----- Raw records -----

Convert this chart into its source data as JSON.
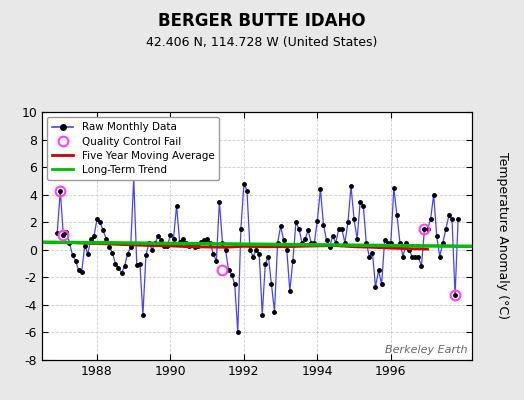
{
  "title": "BERGER BUTTE IDAHO",
  "subtitle": "42.406 N, 114.728 W (United States)",
  "ylabel": "Temperature Anomaly (°C)",
  "watermark": "Berkeley Earth",
  "ylim": [
    -8,
    10
  ],
  "yticks": [
    -8,
    -6,
    -4,
    -2,
    0,
    2,
    4,
    6,
    8,
    10
  ],
  "xlim_start": 1986.5,
  "xlim_end": 1998.2,
  "xticks": [
    1988,
    1990,
    1992,
    1994,
    1996
  ],
  "outer_background": "#e8e8e8",
  "plot_background": "#ffffff",
  "raw_monthly_x": [
    1986.917,
    1987.0,
    1987.083,
    1987.167,
    1987.25,
    1987.333,
    1987.417,
    1987.5,
    1987.583,
    1987.667,
    1987.75,
    1987.833,
    1987.917,
    1988.0,
    1988.083,
    1988.167,
    1988.25,
    1988.333,
    1988.417,
    1988.5,
    1988.583,
    1988.667,
    1988.75,
    1988.833,
    1988.917,
    1989.0,
    1989.083,
    1989.167,
    1989.25,
    1989.333,
    1989.417,
    1989.5,
    1989.583,
    1989.667,
    1989.75,
    1989.833,
    1989.917,
    1990.0,
    1990.083,
    1990.167,
    1990.25,
    1990.333,
    1990.417,
    1990.5,
    1990.583,
    1990.667,
    1990.75,
    1990.833,
    1990.917,
    1991.0,
    1991.083,
    1991.167,
    1991.25,
    1991.333,
    1991.417,
    1991.5,
    1991.583,
    1991.667,
    1991.75,
    1991.833,
    1991.917,
    1992.0,
    1992.083,
    1992.167,
    1992.25,
    1992.333,
    1992.417,
    1992.5,
    1992.583,
    1992.667,
    1992.75,
    1992.833,
    1992.917,
    1993.0,
    1993.083,
    1993.167,
    1993.25,
    1993.333,
    1993.417,
    1993.5,
    1993.583,
    1993.667,
    1993.75,
    1993.833,
    1993.917,
    1994.0,
    1994.083,
    1994.167,
    1994.25,
    1994.333,
    1994.417,
    1994.5,
    1994.583,
    1994.667,
    1994.75,
    1994.833,
    1994.917,
    1995.0,
    1995.083,
    1995.167,
    1995.25,
    1995.333,
    1995.417,
    1995.5,
    1995.583,
    1995.667,
    1995.75,
    1995.833,
    1995.917,
    1996.0,
    1996.083,
    1996.167,
    1996.25,
    1996.333,
    1996.417,
    1996.5,
    1996.583,
    1996.667,
    1996.75,
    1996.833,
    1996.917,
    1997.0,
    1997.083,
    1997.167,
    1997.25,
    1997.333,
    1997.417,
    1997.5,
    1997.583,
    1997.667,
    1997.75,
    1997.833
  ],
  "raw_monthly_y": [
    1.2,
    4.3,
    1.1,
    1.3,
    0.5,
    -0.4,
    -0.8,
    -1.5,
    -1.6,
    0.3,
    -0.3,
    0.8,
    1.0,
    2.2,
    2.0,
    1.4,
    0.8,
    0.2,
    -0.2,
    -1.0,
    -1.3,
    -1.7,
    -1.2,
    -0.3,
    0.2,
    5.2,
    -1.1,
    -1.0,
    -4.7,
    -0.4,
    0.5,
    0.0,
    0.5,
    1.0,
    0.7,
    0.3,
    0.3,
    1.1,
    0.8,
    3.2,
    0.6,
    0.8,
    0.5,
    0.3,
    0.4,
    0.2,
    0.3,
    0.6,
    0.7,
    0.8,
    0.5,
    -0.3,
    -0.8,
    3.5,
    0.5,
    0.0,
    -1.5,
    -1.8,
    -2.5,
    -6.0,
    1.5,
    4.8,
    4.3,
    0.0,
    -0.5,
    0.0,
    -0.3,
    -4.7,
    -1.0,
    -0.5,
    -2.5,
    -4.5,
    0.5,
    1.7,
    0.7,
    0.0,
    -3.0,
    -0.8,
    2.0,
    1.5,
    0.5,
    0.8,
    1.4,
    0.5,
    0.5,
    2.1,
    4.4,
    1.8,
    0.7,
    0.2,
    1.0,
    0.5,
    1.5,
    1.5,
    0.5,
    2.0,
    4.6,
    2.2,
    0.8,
    3.5,
    3.2,
    0.5,
    -0.5,
    -0.2,
    -2.7,
    -1.5,
    -2.5,
    0.7,
    0.5,
    0.5,
    4.5,
    2.5,
    0.5,
    -0.5,
    0.5,
    0.0,
    -0.5,
    -0.5,
    -0.5,
    -1.2,
    1.5,
    1.5,
    2.2,
    4.0,
    1.0,
    -0.5,
    0.5,
    1.5,
    2.5,
    2.2,
    -3.3,
    2.2
  ],
  "qc_fail_x": [
    1987.0,
    1987.083,
    1991.417,
    1996.917,
    1997.75
  ],
  "qc_fail_y": [
    4.3,
    1.1,
    -1.5,
    1.5,
    -3.3
  ],
  "moving_avg_x": [
    1987.5,
    1988.0,
    1988.5,
    1989.0,
    1989.5,
    1990.0,
    1990.5,
    1991.0,
    1991.5,
    1992.0,
    1992.5,
    1993.0,
    1993.5,
    1994.0,
    1994.5,
    1995.0,
    1995.5,
    1996.0,
    1996.5,
    1997.0
  ],
  "moving_avg_y": [
    0.5,
    0.45,
    0.4,
    0.35,
    0.3,
    0.28,
    0.22,
    0.2,
    0.18,
    0.25,
    0.22,
    0.22,
    0.25,
    0.28,
    0.3,
    0.22,
    0.18,
    0.12,
    0.08,
    0.05
  ],
  "trend_x": [
    1986.5,
    1998.2
  ],
  "trend_y": [
    0.55,
    0.25
  ],
  "colors": {
    "raw_line": "#4444ff",
    "raw_dot": "#000000",
    "qc": "#ff44ff",
    "moving_avg": "#cc0000",
    "trend": "#00bb00",
    "outer_bg": "#e8e8e8",
    "plot_bg": "#ffffff",
    "grid": "#cccccc"
  },
  "legend_labels": [
    "Raw Monthly Data",
    "Quality Control Fail",
    "Five Year Moving Average",
    "Long-Term Trend"
  ]
}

-----

- Challenge -
Filter the listing above for the string "ffffff" and copy every matching line.

- Response to this exercise -
  "plot_background": "#ffffff",
    "plot_bg": "#ffffff",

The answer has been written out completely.